EXERCISE REQUIREMENTS.
Render each line from the start of the entries through the line containing "replicate-line: [157, 204, 1138, 785]", inclusive, as a JSON array of strings with one string per line. Omit blank lines.

Collected data:
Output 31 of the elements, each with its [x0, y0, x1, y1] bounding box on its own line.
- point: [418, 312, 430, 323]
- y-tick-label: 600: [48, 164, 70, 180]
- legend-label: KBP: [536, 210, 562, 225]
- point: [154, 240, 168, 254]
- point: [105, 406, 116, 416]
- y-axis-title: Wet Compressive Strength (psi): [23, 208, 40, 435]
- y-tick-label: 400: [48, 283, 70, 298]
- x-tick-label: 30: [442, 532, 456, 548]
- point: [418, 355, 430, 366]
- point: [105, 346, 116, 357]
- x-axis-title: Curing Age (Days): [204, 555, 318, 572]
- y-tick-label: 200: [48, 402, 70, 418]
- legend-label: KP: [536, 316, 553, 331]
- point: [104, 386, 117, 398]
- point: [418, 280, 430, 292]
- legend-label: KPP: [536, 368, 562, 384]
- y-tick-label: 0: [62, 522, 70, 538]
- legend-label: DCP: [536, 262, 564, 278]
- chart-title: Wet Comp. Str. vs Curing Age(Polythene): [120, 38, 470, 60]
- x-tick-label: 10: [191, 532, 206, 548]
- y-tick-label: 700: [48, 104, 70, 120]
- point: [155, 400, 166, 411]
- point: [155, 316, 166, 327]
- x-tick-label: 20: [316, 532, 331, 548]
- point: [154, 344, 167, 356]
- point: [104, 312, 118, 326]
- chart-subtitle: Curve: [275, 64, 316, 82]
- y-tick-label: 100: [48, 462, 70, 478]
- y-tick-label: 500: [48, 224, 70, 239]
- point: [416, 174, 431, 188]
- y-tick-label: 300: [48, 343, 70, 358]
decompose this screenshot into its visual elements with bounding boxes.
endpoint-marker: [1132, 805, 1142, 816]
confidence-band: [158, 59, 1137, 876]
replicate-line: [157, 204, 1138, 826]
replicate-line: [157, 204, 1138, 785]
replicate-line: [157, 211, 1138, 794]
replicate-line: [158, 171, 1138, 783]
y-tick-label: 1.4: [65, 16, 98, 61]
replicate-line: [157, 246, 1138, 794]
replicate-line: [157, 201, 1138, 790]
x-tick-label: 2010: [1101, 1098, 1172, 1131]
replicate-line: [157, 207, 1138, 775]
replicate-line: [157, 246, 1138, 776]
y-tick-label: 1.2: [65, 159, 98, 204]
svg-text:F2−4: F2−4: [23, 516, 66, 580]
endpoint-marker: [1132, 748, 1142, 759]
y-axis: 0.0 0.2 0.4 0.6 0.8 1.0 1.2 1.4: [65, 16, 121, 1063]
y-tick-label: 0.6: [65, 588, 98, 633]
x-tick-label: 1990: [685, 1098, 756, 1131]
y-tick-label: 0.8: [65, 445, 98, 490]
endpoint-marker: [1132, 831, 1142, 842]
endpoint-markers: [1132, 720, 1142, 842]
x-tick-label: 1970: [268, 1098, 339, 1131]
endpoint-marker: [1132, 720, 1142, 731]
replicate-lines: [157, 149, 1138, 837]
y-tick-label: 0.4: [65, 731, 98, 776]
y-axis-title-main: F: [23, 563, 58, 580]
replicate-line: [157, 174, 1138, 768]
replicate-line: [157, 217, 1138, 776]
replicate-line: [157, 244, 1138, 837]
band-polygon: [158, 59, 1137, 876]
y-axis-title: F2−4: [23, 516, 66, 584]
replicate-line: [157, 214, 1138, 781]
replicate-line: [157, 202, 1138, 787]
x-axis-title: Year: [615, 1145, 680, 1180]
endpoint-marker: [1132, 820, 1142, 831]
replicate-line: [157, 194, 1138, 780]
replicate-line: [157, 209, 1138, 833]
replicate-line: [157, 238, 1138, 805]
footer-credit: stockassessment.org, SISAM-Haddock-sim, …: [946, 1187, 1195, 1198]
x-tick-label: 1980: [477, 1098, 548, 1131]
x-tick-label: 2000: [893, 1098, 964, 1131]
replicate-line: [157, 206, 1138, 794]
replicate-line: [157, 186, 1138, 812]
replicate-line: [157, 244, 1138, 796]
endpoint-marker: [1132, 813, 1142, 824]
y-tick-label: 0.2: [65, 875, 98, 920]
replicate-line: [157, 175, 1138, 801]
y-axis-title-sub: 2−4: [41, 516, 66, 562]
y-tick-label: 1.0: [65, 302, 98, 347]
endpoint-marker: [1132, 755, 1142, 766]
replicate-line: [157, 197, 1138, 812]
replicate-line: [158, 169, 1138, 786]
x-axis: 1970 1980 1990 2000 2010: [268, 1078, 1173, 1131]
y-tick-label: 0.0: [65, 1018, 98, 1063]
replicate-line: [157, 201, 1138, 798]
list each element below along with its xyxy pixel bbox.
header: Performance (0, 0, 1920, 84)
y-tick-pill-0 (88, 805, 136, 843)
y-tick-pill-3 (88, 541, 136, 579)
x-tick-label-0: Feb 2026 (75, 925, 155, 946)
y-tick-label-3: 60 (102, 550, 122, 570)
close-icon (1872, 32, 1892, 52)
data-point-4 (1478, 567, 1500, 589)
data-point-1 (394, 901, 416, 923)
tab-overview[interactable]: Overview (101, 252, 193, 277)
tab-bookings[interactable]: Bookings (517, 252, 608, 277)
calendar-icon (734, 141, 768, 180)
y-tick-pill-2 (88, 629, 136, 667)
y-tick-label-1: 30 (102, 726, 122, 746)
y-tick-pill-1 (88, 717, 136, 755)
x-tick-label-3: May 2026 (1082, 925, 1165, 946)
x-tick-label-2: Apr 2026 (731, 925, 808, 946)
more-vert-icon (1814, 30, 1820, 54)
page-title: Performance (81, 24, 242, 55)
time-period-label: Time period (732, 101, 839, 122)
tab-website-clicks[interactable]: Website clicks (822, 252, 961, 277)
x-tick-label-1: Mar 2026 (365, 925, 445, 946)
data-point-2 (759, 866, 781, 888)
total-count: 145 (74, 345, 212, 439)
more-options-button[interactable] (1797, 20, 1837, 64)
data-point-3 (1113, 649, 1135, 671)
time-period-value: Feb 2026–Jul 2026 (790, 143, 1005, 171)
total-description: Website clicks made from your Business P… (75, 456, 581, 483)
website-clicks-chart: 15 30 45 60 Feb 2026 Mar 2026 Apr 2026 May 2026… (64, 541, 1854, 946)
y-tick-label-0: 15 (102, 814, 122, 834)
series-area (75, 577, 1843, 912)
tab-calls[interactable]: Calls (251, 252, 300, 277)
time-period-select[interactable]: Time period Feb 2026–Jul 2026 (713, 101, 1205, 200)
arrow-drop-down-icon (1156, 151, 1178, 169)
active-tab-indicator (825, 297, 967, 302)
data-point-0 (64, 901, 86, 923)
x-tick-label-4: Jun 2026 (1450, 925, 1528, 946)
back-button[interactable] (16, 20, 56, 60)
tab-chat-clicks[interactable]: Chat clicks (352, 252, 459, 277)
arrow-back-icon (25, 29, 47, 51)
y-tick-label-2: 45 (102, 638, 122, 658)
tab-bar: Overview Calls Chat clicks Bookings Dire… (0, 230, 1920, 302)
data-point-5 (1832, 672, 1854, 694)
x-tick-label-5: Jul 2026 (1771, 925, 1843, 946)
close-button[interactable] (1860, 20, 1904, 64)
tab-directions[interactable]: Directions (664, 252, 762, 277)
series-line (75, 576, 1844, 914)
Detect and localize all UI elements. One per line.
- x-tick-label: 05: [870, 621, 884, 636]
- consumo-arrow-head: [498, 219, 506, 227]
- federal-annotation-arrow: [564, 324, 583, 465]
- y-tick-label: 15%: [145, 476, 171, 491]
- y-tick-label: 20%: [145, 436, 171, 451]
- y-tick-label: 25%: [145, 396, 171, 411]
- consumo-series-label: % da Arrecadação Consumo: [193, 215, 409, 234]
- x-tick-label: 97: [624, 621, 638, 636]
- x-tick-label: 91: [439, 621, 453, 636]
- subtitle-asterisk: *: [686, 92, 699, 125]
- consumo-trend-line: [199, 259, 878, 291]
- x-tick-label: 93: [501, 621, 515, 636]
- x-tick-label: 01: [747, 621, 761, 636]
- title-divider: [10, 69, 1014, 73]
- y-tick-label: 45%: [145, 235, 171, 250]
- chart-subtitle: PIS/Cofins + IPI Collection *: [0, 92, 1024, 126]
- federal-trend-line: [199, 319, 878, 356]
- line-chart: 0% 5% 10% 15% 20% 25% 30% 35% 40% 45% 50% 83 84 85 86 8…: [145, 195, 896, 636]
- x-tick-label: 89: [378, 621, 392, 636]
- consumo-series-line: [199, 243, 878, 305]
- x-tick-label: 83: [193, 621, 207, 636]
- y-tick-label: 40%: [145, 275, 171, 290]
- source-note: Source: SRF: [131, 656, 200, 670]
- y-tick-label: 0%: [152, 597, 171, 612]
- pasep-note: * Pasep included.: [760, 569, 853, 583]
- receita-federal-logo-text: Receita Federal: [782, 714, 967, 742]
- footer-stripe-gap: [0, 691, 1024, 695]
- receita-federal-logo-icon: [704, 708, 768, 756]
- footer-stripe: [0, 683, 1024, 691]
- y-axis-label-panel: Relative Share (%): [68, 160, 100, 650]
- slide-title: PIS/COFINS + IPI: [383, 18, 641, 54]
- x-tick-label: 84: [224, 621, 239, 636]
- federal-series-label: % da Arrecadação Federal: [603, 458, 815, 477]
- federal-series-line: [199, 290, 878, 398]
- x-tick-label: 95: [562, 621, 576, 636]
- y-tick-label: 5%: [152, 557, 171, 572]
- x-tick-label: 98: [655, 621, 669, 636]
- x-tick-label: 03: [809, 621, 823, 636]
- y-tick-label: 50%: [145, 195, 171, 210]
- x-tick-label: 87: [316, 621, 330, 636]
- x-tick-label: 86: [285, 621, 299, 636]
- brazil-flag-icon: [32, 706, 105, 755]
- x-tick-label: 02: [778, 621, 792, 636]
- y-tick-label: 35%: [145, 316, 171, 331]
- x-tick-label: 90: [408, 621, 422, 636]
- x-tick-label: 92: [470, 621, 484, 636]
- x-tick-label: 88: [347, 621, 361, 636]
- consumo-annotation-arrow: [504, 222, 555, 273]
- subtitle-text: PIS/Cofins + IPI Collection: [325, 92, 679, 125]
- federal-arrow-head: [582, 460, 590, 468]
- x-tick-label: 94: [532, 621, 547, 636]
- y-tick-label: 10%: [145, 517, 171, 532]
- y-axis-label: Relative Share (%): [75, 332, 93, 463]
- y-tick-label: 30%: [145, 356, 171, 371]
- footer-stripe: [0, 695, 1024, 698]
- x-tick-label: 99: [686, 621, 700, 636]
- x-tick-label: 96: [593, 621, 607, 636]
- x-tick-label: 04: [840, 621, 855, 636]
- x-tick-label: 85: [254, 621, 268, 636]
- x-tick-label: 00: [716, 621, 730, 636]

COMPLETE RESPONSE.
[
  "Output 31 of the elements, each with its [x0, y0, x1, y1] bounding box on its own line.",
  "- point: [418, 312, 430, 323]",
  "- y-tick-label: 600: [48, 164, 70, 180]",
  "- legend-label: KBP: [536, 210, 562, 225]",
  "- point: [154, 240, 168, 254]",
  "- point: [105, 406, 116, 416]",
  "- y-axis-title: Wet Compressive Strength (psi): [23, 208, 40, 435]",
  "- y-tick-label: 400: [48, 283, 70, 298]",
  "- x-tick-label: 30: [442, 532, 456, 548]",
  "- point: [418, 355, 430, 366]",
  "- point: [105, 346, 116, 357]",
  "- x-axis-title: Curing Age (Days): [204, 555, 318, 572]",
  "- y-tick-label: 200: [48, 402, 70, 418]",
  "- legend-label: KP: [536, 316, 553, 331]",
  "- point: [104, 386, 117, 398]",
  "- point: [418, 280, 430, 292]",
  "- legend-label: KPP: [536, 368, 562, 384]",
  "- y-tick-label: 0: [62, 522, 70, 538]",
  "- legend-label: DCP: [536, 262, 564, 278]",
  "- chart-title: Wet Comp. Str. vs Curing Age(Polythene): [120, 38, 470, 60]",
  "- x-tick-label: 10: [191, 532, 206, 548]",
  "- y-tick-label: 700: [48, 104, 70, 120]",
  "- point: [155, 400, 166, 411]",
  "- point: [155, 316, 166, 327]",
  "- x-tick-label: 20: [316, 532, 331, 548]",
  "- point: [154, 344, 167, 356]",
  "- point: [104, 312, 118, 326]",
  "- chart-subtitle: Curve: [275, 64, 316, 82]",
  "- y-tick-label: 100: [48, 462, 70, 478]",
  "- y-tick-label: 500: [48, 224, 70, 239]",
  "- point: [416, 174, 431, 188]",
  "- y-tick-label: 300: [48, 343, 70, 358]",
  "decompose this screenshot into its visual elements with bounding boxes.",
  "endpoint-marker: [1132, 805, 1142, 816]",
  "confidence-band: [158, 59, 1137, 876]",
  "replicate-line: [157, 204, 1138, 826]",
  "replicate-line: [157, 204, 1138, 785]"
]